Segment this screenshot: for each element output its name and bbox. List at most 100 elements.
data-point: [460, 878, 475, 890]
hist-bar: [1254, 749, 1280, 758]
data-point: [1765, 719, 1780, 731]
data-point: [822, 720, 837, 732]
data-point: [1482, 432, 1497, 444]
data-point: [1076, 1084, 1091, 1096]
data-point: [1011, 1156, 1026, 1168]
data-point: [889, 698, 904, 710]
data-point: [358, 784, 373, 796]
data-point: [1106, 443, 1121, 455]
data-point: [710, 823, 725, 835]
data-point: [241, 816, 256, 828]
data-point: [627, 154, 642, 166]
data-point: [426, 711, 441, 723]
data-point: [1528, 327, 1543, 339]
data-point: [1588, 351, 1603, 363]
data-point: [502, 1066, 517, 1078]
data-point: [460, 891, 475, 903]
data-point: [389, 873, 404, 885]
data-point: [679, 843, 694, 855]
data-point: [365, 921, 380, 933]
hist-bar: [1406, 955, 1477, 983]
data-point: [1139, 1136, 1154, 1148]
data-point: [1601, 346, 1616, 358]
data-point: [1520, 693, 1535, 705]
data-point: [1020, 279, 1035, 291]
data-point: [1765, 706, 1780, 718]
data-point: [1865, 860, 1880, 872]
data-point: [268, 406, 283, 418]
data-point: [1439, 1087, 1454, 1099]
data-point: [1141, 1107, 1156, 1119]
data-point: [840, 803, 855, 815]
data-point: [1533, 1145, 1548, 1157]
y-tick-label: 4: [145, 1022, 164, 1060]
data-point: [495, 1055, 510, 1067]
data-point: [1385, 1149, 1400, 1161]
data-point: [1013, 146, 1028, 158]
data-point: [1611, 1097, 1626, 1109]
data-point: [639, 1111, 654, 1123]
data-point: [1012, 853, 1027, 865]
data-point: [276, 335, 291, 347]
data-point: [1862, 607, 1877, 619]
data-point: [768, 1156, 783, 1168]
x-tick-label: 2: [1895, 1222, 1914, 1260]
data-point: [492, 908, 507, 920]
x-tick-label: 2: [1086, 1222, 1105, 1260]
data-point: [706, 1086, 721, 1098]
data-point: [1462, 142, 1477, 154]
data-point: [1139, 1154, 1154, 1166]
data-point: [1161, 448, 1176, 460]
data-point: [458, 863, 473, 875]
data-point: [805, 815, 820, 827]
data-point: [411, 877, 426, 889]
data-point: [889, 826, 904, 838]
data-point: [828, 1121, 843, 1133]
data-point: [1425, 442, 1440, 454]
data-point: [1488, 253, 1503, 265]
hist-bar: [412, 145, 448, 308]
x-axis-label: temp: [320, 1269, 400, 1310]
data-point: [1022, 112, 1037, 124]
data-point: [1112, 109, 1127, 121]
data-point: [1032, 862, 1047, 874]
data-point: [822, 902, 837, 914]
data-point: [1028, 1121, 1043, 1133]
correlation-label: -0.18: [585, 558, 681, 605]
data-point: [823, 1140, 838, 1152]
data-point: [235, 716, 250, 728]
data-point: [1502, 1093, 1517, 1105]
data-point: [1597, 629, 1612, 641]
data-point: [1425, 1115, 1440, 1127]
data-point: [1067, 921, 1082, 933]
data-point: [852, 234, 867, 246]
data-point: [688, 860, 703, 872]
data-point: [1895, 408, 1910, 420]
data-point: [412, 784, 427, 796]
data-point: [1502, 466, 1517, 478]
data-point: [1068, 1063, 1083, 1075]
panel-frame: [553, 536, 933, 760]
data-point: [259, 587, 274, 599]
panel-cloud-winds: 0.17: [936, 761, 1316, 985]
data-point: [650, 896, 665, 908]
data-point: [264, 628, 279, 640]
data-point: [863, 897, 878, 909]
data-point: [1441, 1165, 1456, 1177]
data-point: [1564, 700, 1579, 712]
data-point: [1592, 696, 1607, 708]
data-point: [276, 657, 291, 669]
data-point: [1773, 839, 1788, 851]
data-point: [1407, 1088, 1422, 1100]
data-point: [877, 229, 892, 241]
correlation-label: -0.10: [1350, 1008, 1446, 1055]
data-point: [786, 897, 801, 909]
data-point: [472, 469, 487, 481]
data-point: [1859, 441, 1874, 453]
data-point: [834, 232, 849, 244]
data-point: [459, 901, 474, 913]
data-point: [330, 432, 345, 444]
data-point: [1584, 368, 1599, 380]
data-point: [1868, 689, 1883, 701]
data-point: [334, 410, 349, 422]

════════════════

**Short task**
Reproduce the entries word for word, starting with their first line and ending with the line that contains "data-point: [822, 720, 837, 732]", both ends included.

**Worked answer**
Segment this screenshot: for each element output its name and bbox. List at most 100 elements.
data-point: [460, 878, 475, 890]
hist-bar: [1254, 749, 1280, 758]
data-point: [1765, 719, 1780, 731]
data-point: [822, 720, 837, 732]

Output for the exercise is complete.